## To be done
Repeat the material below word for word and leave out all pictures.
# START OF Material for this exercise
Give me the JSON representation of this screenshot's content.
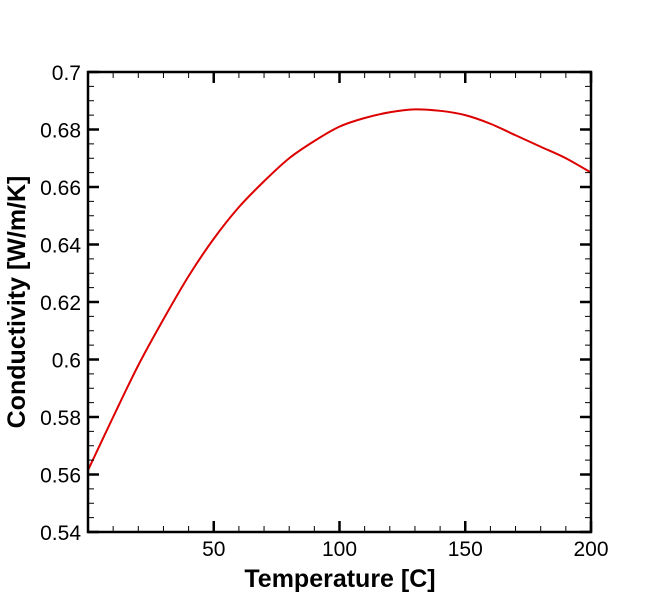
{
  "chart_data": {
    "type": "line",
    "title": "",
    "xlabel": "Temperature [C]",
    "ylabel": "Conductivity [W/m/K]",
    "xlim": [
      0,
      200
    ],
    "ylim": [
      0.54,
      0.7
    ],
    "xticks": [
      50,
      100,
      150,
      200
    ],
    "xtick_labels": [
      "50",
      "100",
      "150",
      "200"
    ],
    "yticks": [
      0.54,
      0.56,
      0.58,
      0.6,
      0.62,
      0.64,
      0.66,
      0.68,
      0.7
    ],
    "ytick_labels": [
      "0.54",
      "0.56",
      "0.58",
      "0.6",
      "0.62",
      "0.64",
      "0.66",
      "0.68",
      "0.7"
    ],
    "x_minor_step": 10,
    "y_minor_step": 0.005,
    "grid": false,
    "legend": null,
    "series": [
      {
        "name": "Conductivity",
        "color": "#dd0000",
        "x": [
          0,
          10,
          20,
          30,
          40,
          50,
          60,
          70,
          80,
          90,
          100,
          110,
          120,
          130,
          140,
          150,
          160,
          170,
          180,
          190,
          200
        ],
        "y": [
          0.5615,
          0.58,
          0.598,
          0.614,
          0.629,
          0.642,
          0.653,
          0.662,
          0.67,
          0.676,
          0.681,
          0.684,
          0.686,
          0.687,
          0.6865,
          0.685,
          0.682,
          0.678,
          0.674,
          0.67,
          0.665
        ]
      }
    ]
  }
}
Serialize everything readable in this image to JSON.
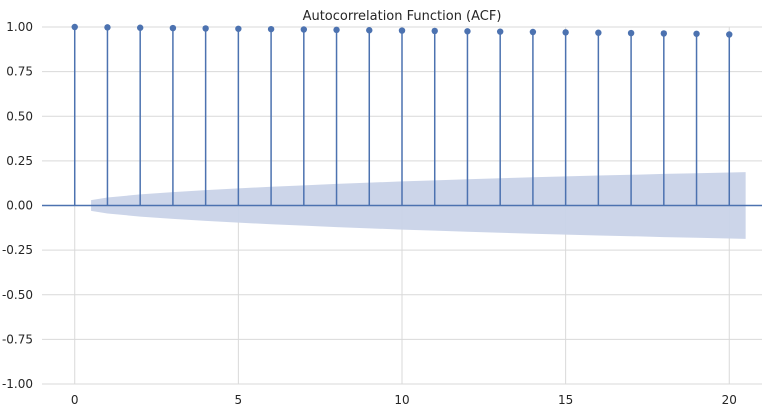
{
  "chart_data": {
    "type": "stem",
    "title": "Autocorrelation Function (ACF)",
    "xlabel": "",
    "ylabel": "",
    "xlim": [
      -1,
      21
    ],
    "ylim": [
      -1.0,
      1.0
    ],
    "x_ticks": [
      0,
      5,
      10,
      15,
      20
    ],
    "y_ticks": [
      "-1.00",
      "-0.75",
      "-0.50",
      "-0.25",
      "0.00",
      "0.25",
      "0.50",
      "0.75",
      "1.00"
    ],
    "y_tick_values": [
      -1.0,
      -0.75,
      -0.5,
      -0.25,
      0.0,
      0.25,
      0.5,
      0.75,
      1.0
    ],
    "grid": true,
    "lags": [
      0,
      1,
      2,
      3,
      4,
      5,
      6,
      7,
      8,
      9,
      10,
      11,
      12,
      13,
      14,
      15,
      16,
      17,
      18,
      19,
      20
    ],
    "acf": [
      1.0,
      0.998,
      0.996,
      0.994,
      0.992,
      0.99,
      0.988,
      0.986,
      0.984,
      0.982,
      0.98,
      0.978,
      0.976,
      0.974,
      0.972,
      0.97,
      0.968,
      0.966,
      0.964,
      0.962,
      0.958
    ],
    "confidence_band": {
      "x": [
        0.5,
        1,
        2,
        3,
        4,
        5,
        6,
        7,
        8,
        9,
        10,
        11,
        12,
        13,
        14,
        15,
        16,
        17,
        18,
        19,
        20,
        20.5
      ],
      "upper": [
        0.03,
        0.045,
        0.062,
        0.075,
        0.086,
        0.096,
        0.105,
        0.113,
        0.121,
        0.128,
        0.135,
        0.141,
        0.147,
        0.153,
        0.158,
        0.163,
        0.168,
        0.172,
        0.177,
        0.181,
        0.185,
        0.187
      ],
      "lower": [
        -0.03,
        -0.045,
        -0.062,
        -0.075,
        -0.086,
        -0.096,
        -0.105,
        -0.113,
        -0.121,
        -0.128,
        -0.135,
        -0.141,
        -0.147,
        -0.153,
        -0.158,
        -0.163,
        -0.168,
        -0.172,
        -0.177,
        -0.181,
        -0.185,
        -0.187
      ]
    },
    "colors": {
      "stem": "#4c72b0",
      "band": "#c9d3e8",
      "grid": "#d9d9d9",
      "zero_line": "#4c72b0"
    }
  }
}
# END OF Material for this exercise
## Written reply
Give me the JSON representation of this screenshot's content.
{
  "chart_data": {
    "type": "line",
    "title": "",
    "xlabel": "Temperature [C]",
    "ylabel": "Conductivity [W/m/K]",
    "xlim": [
      0,
      200
    ],
    "ylim": [
      0.54,
      0.7
    ],
    "xticks": [
      50,
      100,
      150,
      200
    ],
    "xtick_labels": [
      "50",
      "100",
      "150",
      "200"
    ],
    "yticks": [
      0.54,
      0.56,
      0.58,
      0.6,
      0.62,
      0.64,
      0.66,
      0.68,
      0.7
    ],
    "ytick_labels": [
      "0.54",
      "0.56",
      "0.58",
      "0.6",
      "0.62",
      "0.64",
      "0.66",
      "0.68",
      "0.7"
    ],
    "x_minor_step": 10,
    "y_minor_step": 0.005,
    "grid": false,
    "legend": null,
    "series": [
      {
        "name": "Conductivity",
        "color": "#dd0000",
        "x": [
          0,
          10,
          20,
          30,
          40,
          50,
          60,
          70,
          80,
          90,
          100,
          110,
          120,
          130,
          140,
          150,
          160,
          170,
          180,
          190,
          200
        ],
        "y": [
          0.5615,
          0.58,
          0.598,
          0.614,
          0.629,
          0.642,
          0.653,
          0.662,
          0.67,
          0.676,
          0.681,
          0.684,
          0.686,
          0.687,
          0.6865,
          0.685,
          0.682,
          0.678,
          0.674,
          0.67,
          0.665
        ]
      }
    ]
  }
}
Serialize everything readable in this image to JSON.
{
  "chart_data": {
    "type": "stem",
    "title": "Autocorrelation Function (ACF)",
    "xlabel": "",
    "ylabel": "",
    "xlim": [
      -1,
      21
    ],
    "ylim": [
      -1.0,
      1.0
    ],
    "x_ticks": [
      0,
      5,
      10,
      15,
      20
    ],
    "y_ticks": [
      "-1.00",
      "-0.75",
      "-0.50",
      "-0.25",
      "0.00",
      "0.25",
      "0.50",
      "0.75",
      "1.00"
    ],
    "y_tick_values": [
      -1.0,
      -0.75,
      -0.5,
      -0.25,
      0.0,
      0.25,
      0.5,
      0.75,
      1.0
    ],
    "grid": true,
    "lags": [
      0,
      1,
      2,
      3,
      4,
      5,
      6,
      7,
      8,
      9,
      10,
      11,
      12,
      13,
      14,
      15,
      16,
      17,
      18,
      19,
      20
    ],
    "acf": [
      1.0,
      0.998,
      0.996,
      0.994,
      0.992,
      0.99,
      0.988,
      0.986,
      0.984,
      0.982,
      0.98,
      0.978,
      0.976,
      0.974,
      0.972,
      0.97,
      0.968,
      0.966,
      0.964,
      0.962,
      0.958
    ],
    "confidence_band": {
      "x": [
        0.5,
        1,
        2,
        3,
        4,
        5,
        6,
        7,
        8,
        9,
        10,
        11,
        12,
        13,
        14,
        15,
        16,
        17,
        18,
        19,
        20,
        20.5
      ],
      "upper": [
        0.03,
        0.045,
        0.062,
        0.075,
        0.086,
        0.096,
        0.105,
        0.113,
        0.121,
        0.128,
        0.135,
        0.141,
        0.147,
        0.153,
        0.158,
        0.163,
        0.168,
        0.172,
        0.177,
        0.181,
        0.185,
        0.187
      ],
      "lower": [
        -0.03,
        -0.045,
        -0.062,
        -0.075,
        -0.086,
        -0.096,
        -0.105,
        -0.113,
        -0.121,
        -0.128,
        -0.135,
        -0.141,
        -0.147,
        -0.153,
        -0.158,
        -0.163,
        -0.168,
        -0.172,
        -0.177,
        -0.181,
        -0.185,
        -0.187
      ]
    },
    "colors": {
      "stem": "#4c72b0",
      "band": "#c9d3e8",
      "grid": "#d9d9d9",
      "zero_line": "#4c72b0"
    }
  }
}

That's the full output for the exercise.